→ TASK DIRECTIONS
Reproduce the entries exactly.

→ GIVEN RECORDS
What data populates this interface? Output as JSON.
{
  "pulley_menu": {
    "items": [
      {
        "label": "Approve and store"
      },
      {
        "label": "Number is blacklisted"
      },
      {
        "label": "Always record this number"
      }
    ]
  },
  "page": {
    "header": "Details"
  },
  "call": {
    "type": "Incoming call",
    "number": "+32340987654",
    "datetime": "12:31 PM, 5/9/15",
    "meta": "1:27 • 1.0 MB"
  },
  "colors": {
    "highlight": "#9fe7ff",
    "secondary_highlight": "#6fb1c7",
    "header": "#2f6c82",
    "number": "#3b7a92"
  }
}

→ WRITTEN ANSWER
What data populates this interface? Output as JSON.
{
  "pulley_menu": {
    "items": [
      {
        "label": "Approve and store"
      },
      {
        "label": "Number is blacklisted"
      },
      {
        "label": "Always record this number"
      }
    ]
  },
  "page": {
    "header": "Details"
  },
  "call": {
    "type": "Incoming call",
    "number": "+32340987654",
    "datetime": "12:31 PM, 5/9/15",
    "meta": "1:27 • 1.0 MB"
  },
  "colors": {
    "highlight": "#9fe7ff",
    "secondary_highlight": "#6fb1c7",
    "header": "#2f6c82",
    "number": "#3b7a92"
  }
}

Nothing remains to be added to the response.